#### Task to carry out:
Your copy of the material must match it exactly, except that pictures are dropped.

(Dataset items)
..........

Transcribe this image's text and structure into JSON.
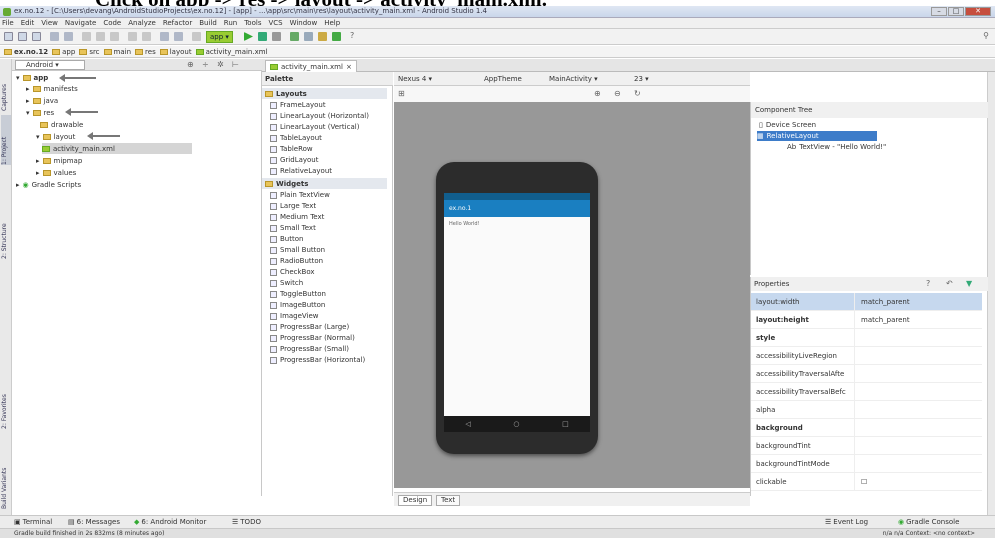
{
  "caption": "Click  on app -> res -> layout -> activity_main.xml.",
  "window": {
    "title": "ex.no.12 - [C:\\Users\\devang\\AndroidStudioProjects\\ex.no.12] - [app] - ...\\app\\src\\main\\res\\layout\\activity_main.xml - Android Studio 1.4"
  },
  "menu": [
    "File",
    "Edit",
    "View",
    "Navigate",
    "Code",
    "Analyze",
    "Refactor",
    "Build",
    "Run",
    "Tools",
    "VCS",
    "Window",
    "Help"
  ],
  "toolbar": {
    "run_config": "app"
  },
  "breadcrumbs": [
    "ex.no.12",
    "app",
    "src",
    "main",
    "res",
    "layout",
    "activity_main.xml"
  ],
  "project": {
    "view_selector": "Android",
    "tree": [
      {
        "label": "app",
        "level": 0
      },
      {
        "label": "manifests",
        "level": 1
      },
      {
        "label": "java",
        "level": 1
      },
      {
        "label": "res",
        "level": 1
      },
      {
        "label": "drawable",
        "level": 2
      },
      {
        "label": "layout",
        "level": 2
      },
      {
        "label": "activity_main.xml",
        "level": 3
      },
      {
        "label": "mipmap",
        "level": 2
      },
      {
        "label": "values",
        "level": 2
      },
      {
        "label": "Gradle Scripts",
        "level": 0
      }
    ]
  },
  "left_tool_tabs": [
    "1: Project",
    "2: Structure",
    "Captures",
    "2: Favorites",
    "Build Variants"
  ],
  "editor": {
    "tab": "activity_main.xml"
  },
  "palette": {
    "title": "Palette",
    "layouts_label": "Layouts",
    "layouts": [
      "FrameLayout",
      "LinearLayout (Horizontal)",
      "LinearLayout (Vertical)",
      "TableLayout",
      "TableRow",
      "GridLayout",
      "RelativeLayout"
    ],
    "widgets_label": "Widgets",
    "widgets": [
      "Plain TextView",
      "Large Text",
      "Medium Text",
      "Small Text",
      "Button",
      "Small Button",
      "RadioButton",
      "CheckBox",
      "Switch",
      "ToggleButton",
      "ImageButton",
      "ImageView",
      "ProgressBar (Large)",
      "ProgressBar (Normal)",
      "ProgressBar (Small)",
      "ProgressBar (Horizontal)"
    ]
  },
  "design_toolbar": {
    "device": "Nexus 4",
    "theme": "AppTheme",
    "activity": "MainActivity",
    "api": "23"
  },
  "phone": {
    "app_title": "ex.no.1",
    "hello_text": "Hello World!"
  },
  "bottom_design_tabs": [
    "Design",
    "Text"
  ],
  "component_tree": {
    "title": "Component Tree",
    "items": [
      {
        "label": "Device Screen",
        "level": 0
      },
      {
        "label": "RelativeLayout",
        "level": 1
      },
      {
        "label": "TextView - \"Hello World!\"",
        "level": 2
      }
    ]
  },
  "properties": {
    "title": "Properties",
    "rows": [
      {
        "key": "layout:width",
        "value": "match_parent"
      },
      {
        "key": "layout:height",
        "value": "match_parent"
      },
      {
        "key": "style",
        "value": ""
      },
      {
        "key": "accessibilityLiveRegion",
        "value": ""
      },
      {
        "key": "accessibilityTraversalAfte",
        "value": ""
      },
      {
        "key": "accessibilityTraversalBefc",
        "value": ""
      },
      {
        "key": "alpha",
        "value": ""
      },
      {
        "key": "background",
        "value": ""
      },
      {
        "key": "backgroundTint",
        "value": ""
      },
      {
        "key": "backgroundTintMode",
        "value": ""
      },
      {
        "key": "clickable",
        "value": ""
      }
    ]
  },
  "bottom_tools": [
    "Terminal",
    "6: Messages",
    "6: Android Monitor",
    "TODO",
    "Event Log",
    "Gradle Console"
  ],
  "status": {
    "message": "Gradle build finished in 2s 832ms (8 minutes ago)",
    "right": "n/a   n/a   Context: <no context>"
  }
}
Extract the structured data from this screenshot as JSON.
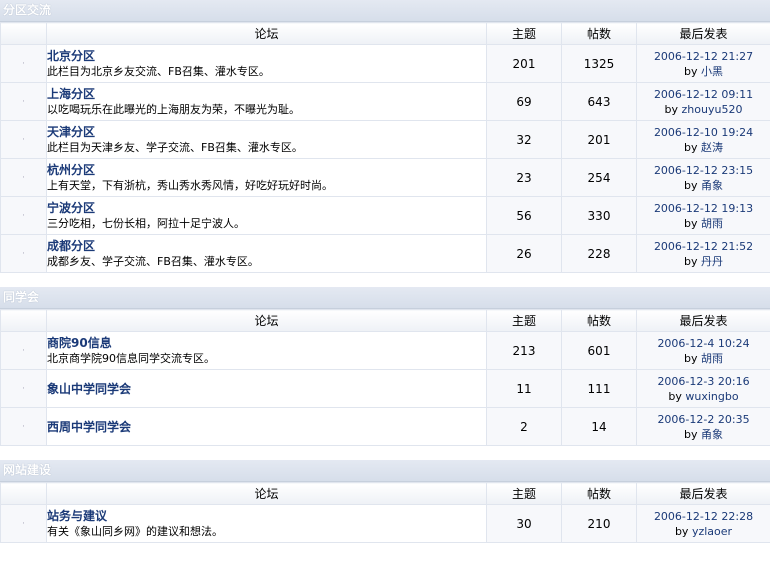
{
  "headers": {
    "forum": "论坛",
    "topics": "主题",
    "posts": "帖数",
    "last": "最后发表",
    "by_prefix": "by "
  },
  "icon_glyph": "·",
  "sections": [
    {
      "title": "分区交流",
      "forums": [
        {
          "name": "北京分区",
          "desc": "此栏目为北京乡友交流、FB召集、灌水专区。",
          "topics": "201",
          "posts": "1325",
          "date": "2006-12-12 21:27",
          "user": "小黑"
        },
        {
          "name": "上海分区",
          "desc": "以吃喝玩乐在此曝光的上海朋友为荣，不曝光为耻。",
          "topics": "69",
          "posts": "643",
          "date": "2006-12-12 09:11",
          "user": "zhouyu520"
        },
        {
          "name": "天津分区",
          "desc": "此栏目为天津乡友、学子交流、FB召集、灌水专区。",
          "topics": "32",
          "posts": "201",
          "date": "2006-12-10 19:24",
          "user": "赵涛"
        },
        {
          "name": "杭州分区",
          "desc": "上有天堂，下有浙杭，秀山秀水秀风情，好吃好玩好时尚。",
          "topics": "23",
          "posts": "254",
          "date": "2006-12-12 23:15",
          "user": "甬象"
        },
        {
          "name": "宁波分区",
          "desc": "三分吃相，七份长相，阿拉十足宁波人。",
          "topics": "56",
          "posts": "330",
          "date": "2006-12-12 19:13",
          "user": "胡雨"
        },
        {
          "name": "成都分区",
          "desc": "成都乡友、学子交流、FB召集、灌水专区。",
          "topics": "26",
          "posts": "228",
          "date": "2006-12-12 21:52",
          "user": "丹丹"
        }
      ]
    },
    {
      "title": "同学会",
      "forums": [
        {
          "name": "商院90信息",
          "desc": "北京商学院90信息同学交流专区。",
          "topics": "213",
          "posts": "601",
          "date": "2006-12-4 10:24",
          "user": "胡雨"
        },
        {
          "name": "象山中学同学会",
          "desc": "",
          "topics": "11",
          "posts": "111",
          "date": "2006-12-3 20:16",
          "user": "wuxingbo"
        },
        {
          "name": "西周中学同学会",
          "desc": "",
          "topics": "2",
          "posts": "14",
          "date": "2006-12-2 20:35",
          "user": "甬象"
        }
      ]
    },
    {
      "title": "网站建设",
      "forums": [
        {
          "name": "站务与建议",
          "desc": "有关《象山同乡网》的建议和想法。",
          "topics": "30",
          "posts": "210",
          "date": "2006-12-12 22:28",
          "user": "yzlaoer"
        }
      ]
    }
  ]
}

..........

#### Finished exercise:
Transcribe this image's text and structure into JSON.
{
  "caption": "Click  on app -> res -> layout -> activity_main.xml.",
  "window": {
    "title": "ex.no.12 - [C:\\Users\\devang\\AndroidStudioProjects\\ex.no.12] - [app] - ...\\app\\src\\main\\res\\layout\\activity_main.xml - Android Studio 1.4"
  },
  "menu": [
    "File",
    "Edit",
    "View",
    "Navigate",
    "Code",
    "Analyze",
    "Refactor",
    "Build",
    "Run",
    "Tools",
    "VCS",
    "Window",
    "Help"
  ],
  "toolbar": {
    "run_config": "app"
  },
  "breadcrumbs": [
    "ex.no.12",
    "app",
    "src",
    "main",
    "res",
    "layout",
    "activity_main.xml"
  ],
  "project": {
    "view_selector": "Android",
    "tree": [
      {
        "label": "app",
        "level": 0
      },
      {
        "label": "manifests",
        "level": 1
      },
      {
        "label": "java",
        "level": 1
      },
      {
        "label": "res",
        "level": 1
      },
      {
        "label": "drawable",
        "level": 2
      },
      {
        "label": "layout",
        "level": 2
      },
      {
        "label": "activity_main.xml",
        "level": 3
      },
      {
        "label": "mipmap",
        "level": 2
      },
      {
        "label": "values",
        "level": 2
      },
      {
        "label": "Gradle Scripts",
        "level": 0
      }
    ]
  },
  "left_tool_tabs": [
    "1: Project",
    "2: Structure",
    "Captures",
    "2: Favorites",
    "Build Variants"
  ],
  "editor": {
    "tab": "activity_main.xml"
  },
  "palette": {
    "title": "Palette",
    "layouts_label": "Layouts",
    "layouts": [
      "FrameLayout",
      "LinearLayout (Horizontal)",
      "LinearLayout (Vertical)",
      "TableLayout",
      "TableRow",
      "GridLayout",
      "RelativeLayout"
    ],
    "widgets_label": "Widgets",
    "widgets": [
      "Plain TextView",
      "Large Text",
      "Medium Text",
      "Small Text",
      "Button",
      "Small Button",
      "RadioButton",
      "CheckBox",
      "Switch",
      "ToggleButton",
      "ImageButton",
      "ImageView",
      "ProgressBar (Large)",
      "ProgressBar (Normal)",
      "ProgressBar (Small)",
      "ProgressBar (Horizontal)"
    ]
  },
  "design_toolbar": {
    "device": "Nexus 4",
    "theme": "AppTheme",
    "activity": "MainActivity",
    "api": "23"
  },
  "phone": {
    "app_title": "ex.no.1",
    "hello_text": "Hello World!"
  },
  "bottom_design_tabs": [
    "Design",
    "Text"
  ],
  "component_tree": {
    "title": "Component Tree",
    "items": [
      {
        "label": "Device Screen",
        "level": 0
      },
      {
        "label": "RelativeLayout",
        "level": 1
      },
      {
        "label": "TextView - \"Hello World!\"",
        "level": 2
      }
    ]
  },
  "properties": {
    "title": "Properties",
    "rows": [
      {
        "key": "layout:width",
        "value": "match_parent"
      },
      {
        "key": "layout:height",
        "value": "match_parent"
      },
      {
        "key": "style",
        "value": ""
      },
      {
        "key": "accessibilityLiveRegion",
        "value": ""
      },
      {
        "key": "accessibilityTraversalAfte",
        "value": ""
      },
      {
        "key": "accessibilityTraversalBefc",
        "value": ""
      },
      {
        "key": "alpha",
        "value": ""
      },
      {
        "key": "background",
        "value": ""
      },
      {
        "key": "backgroundTint",
        "value": ""
      },
      {
        "key": "backgroundTintMode",
        "value": ""
      },
      {
        "key": "clickable",
        "value": ""
      }
    ]
  },
  "bottom_tools": [
    "Terminal",
    "6: Messages",
    "6: Android Monitor",
    "TODO",
    "Event Log",
    "Gradle Console"
  ],
  "status": {
    "message": "Gradle build finished in 2s 832ms (8 minutes ago)",
    "right": "n/a   n/a   Context: <no context>"
  }
}
Extract the structured data from this screenshot as JSON.
{
  "headers": {
    "forum": "论坛",
    "topics": "主题",
    "posts": "帖数",
    "last": "最后发表",
    "by_prefix": "by "
  },
  "icon_glyph": "·",
  "sections": [
    {
      "title": "分区交流",
      "forums": [
        {
          "name": "北京分区",
          "desc": "此栏目为北京乡友交流、FB召集、灌水专区。",
          "topics": "201",
          "posts": "1325",
          "date": "2006-12-12 21:27",
          "user": "小黑"
        },
        {
          "name": "上海分区",
          "desc": "以吃喝玩乐在此曝光的上海朋友为荣，不曝光为耻。",
          "topics": "69",
          "posts": "643",
          "date": "2006-12-12 09:11",
          "user": "zhouyu520"
        },
        {
          "name": "天津分区",
          "desc": "此栏目为天津乡友、学子交流、FB召集、灌水专区。",
          "topics": "32",
          "posts": "201",
          "date": "2006-12-10 19:24",
          "user": "赵涛"
        },
        {
          "name": "杭州分区",
          "desc": "上有天堂，下有浙杭，秀山秀水秀风情，好吃好玩好时尚。",
          "topics": "23",
          "posts": "254",
          "date": "2006-12-12 23:15",
          "user": "甬象"
        },
        {
          "name": "宁波分区",
          "desc": "三分吃相，七份长相，阿拉十足宁波人。",
          "topics": "56",
          "posts": "330",
          "date": "2006-12-12 19:13",
          "user": "胡雨"
        },
        {
          "name": "成都分区",
          "desc": "成都乡友、学子交流、FB召集、灌水专区。",
          "topics": "26",
          "posts": "228",
          "date": "2006-12-12 21:52",
          "user": "丹丹"
        }
      ]
    },
    {
      "title": "同学会",
      "forums": [
        {
          "name": "商院90信息",
          "desc": "北京商学院90信息同学交流专区。",
          "topics": "213",
          "posts": "601",
          "date": "2006-12-4 10:24",
          "user": "胡雨"
        },
        {
          "name": "象山中学同学会",
          "desc": "",
          "topics": "11",
          "posts": "111",
          "date": "2006-12-3 20:16",
          "user": "wuxingbo"
        },
        {
          "name": "西周中学同学会",
          "desc": "",
          "topics": "2",
          "posts": "14",
          "date": "2006-12-2 20:35",
          "user": "甬象"
        }
      ]
    },
    {
      "title": "网站建设",
      "forums": [
        {
          "name": "站务与建议",
          "desc": "有关《象山同乡网》的建议和想法。",
          "topics": "30",
          "posts": "210",
          "date": "2006-12-12 22:28",
          "user": "yzlaoer"
        }
      ]
    }
  ]
}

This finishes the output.